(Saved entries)
..............................

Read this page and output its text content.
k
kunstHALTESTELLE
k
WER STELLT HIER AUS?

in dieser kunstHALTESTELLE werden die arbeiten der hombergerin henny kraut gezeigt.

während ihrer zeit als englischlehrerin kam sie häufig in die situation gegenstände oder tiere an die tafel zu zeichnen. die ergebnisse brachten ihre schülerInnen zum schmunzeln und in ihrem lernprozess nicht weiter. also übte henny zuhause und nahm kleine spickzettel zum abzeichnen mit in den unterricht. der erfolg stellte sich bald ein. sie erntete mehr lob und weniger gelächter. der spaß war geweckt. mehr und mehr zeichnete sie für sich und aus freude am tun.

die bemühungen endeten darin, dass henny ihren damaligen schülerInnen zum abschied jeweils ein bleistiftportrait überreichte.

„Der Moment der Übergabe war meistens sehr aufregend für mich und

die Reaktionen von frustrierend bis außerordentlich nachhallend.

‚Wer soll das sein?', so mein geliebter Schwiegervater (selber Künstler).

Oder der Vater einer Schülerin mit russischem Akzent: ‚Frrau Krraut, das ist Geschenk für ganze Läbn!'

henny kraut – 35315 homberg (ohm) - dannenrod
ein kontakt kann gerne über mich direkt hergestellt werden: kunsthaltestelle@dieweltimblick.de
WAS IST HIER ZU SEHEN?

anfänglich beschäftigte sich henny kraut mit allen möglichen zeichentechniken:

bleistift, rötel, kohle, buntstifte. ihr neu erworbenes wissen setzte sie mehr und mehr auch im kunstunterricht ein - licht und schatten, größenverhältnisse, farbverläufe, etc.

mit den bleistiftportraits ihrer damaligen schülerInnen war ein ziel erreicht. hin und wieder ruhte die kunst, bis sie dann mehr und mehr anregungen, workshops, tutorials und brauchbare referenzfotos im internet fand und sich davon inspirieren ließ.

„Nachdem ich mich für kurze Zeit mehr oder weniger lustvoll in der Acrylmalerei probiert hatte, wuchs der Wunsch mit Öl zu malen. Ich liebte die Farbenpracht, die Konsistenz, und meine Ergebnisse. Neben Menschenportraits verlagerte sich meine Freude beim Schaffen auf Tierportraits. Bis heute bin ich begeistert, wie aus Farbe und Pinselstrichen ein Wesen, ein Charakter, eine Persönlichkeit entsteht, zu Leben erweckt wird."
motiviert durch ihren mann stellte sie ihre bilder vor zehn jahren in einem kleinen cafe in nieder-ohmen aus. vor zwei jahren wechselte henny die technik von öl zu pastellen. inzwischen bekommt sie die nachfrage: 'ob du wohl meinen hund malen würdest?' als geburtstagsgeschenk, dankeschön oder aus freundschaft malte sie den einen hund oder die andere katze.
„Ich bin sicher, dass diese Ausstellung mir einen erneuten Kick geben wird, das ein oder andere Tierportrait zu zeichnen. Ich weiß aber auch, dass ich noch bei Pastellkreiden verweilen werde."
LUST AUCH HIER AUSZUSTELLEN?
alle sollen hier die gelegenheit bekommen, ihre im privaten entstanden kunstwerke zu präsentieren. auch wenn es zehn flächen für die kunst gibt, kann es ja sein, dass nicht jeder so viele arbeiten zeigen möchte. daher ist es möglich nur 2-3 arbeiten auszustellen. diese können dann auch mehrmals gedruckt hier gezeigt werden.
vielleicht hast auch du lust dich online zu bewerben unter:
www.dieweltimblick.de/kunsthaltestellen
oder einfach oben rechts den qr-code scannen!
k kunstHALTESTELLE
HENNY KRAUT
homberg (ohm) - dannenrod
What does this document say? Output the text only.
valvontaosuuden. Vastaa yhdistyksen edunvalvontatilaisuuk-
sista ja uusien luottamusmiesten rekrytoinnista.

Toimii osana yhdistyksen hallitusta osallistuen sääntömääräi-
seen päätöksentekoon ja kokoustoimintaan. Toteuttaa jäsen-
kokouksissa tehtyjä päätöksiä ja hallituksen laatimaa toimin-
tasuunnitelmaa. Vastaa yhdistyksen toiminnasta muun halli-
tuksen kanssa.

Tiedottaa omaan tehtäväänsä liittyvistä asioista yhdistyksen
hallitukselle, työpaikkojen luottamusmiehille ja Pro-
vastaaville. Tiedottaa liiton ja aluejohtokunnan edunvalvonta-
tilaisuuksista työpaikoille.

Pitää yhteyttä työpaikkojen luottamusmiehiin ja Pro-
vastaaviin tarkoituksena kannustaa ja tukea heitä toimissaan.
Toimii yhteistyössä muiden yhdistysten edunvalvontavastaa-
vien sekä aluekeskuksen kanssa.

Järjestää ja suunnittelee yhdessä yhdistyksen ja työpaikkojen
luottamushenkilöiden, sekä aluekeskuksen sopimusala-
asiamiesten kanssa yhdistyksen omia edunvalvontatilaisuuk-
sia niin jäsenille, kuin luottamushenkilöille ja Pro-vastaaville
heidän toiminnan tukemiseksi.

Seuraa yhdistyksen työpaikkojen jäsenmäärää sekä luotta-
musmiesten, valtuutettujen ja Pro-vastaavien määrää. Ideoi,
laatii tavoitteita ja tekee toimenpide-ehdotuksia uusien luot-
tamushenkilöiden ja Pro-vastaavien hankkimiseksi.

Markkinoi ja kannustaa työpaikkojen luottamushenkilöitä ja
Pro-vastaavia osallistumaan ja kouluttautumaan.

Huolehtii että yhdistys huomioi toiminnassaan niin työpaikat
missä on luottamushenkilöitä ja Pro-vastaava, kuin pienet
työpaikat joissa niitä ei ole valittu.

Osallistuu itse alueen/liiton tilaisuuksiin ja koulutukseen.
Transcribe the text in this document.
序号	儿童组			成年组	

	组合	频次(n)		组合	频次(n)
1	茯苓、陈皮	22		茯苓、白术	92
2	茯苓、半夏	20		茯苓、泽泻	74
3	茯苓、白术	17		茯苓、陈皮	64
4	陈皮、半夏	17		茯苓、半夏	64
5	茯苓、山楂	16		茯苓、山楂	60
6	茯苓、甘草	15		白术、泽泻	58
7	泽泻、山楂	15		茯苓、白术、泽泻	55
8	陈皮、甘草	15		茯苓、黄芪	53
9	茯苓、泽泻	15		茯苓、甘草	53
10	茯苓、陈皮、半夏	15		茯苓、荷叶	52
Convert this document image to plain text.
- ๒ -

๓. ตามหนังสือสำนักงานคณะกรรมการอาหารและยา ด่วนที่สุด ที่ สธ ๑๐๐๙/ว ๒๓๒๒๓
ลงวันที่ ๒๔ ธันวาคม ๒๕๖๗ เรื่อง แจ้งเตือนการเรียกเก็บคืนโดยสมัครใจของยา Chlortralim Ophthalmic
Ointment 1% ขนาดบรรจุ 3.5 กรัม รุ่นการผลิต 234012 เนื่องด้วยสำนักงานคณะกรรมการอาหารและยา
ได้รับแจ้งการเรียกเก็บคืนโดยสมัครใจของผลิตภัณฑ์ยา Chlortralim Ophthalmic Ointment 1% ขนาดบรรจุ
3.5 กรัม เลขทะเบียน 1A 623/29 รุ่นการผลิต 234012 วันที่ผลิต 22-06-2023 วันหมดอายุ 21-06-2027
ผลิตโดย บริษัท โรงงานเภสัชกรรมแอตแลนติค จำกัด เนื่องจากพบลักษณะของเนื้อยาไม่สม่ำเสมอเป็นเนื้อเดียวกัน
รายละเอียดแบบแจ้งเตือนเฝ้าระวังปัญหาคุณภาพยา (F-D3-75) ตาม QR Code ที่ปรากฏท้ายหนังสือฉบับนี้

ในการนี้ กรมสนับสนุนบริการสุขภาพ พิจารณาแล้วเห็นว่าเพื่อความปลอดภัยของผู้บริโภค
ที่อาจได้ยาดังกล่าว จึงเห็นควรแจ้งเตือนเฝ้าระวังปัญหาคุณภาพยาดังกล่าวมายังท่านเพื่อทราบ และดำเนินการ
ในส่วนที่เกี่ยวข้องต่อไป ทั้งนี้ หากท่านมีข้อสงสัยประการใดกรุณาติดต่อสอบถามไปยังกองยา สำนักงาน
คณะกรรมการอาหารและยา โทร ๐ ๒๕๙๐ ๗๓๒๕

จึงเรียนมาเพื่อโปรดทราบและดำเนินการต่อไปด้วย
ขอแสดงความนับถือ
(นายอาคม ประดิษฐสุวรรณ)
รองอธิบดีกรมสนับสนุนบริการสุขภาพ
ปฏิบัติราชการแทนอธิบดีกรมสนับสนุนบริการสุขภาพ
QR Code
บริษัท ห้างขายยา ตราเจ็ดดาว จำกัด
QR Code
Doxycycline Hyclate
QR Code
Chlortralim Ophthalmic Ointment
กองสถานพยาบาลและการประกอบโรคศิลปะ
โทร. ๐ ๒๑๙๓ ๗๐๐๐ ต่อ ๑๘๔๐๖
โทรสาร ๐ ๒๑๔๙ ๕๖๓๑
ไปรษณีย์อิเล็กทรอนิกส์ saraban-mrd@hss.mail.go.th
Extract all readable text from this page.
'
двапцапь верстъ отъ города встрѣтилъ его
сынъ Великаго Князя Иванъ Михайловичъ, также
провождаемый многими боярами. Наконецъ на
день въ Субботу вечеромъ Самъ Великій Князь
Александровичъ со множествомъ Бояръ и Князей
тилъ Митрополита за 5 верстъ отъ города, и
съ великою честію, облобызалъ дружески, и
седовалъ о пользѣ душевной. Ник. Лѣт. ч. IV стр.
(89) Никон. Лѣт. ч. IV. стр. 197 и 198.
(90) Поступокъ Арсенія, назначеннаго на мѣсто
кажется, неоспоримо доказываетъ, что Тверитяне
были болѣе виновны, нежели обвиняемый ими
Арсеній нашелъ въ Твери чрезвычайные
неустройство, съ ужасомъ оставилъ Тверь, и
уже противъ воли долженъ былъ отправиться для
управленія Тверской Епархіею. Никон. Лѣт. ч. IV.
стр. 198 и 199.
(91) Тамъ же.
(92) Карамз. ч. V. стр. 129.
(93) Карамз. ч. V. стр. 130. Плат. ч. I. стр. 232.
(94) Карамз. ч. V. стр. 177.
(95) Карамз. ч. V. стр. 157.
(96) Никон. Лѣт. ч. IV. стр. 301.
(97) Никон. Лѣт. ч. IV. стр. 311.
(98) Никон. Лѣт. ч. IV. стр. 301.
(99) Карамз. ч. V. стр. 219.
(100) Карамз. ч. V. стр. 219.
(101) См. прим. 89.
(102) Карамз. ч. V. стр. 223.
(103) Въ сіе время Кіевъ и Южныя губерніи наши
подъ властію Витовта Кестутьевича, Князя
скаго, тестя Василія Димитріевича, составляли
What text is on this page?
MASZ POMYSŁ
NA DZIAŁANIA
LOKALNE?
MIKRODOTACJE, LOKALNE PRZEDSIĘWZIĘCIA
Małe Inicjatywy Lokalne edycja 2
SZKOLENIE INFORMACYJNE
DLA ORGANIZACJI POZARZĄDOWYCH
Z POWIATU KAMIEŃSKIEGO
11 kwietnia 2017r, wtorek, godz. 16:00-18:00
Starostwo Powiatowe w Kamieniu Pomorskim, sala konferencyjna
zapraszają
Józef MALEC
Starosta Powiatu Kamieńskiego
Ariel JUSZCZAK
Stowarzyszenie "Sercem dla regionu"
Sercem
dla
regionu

..............................

» **Directions**:
Select all lines with the word "Tiedottaa" from the entries above.

» **Solution to this exercise**:
Tiedottaa omaan tehtäväänsä liittyvistä asioista yhdistyksen
vastaaville. Tiedottaa liiton ja aluejohtokunnan edunvalvonta-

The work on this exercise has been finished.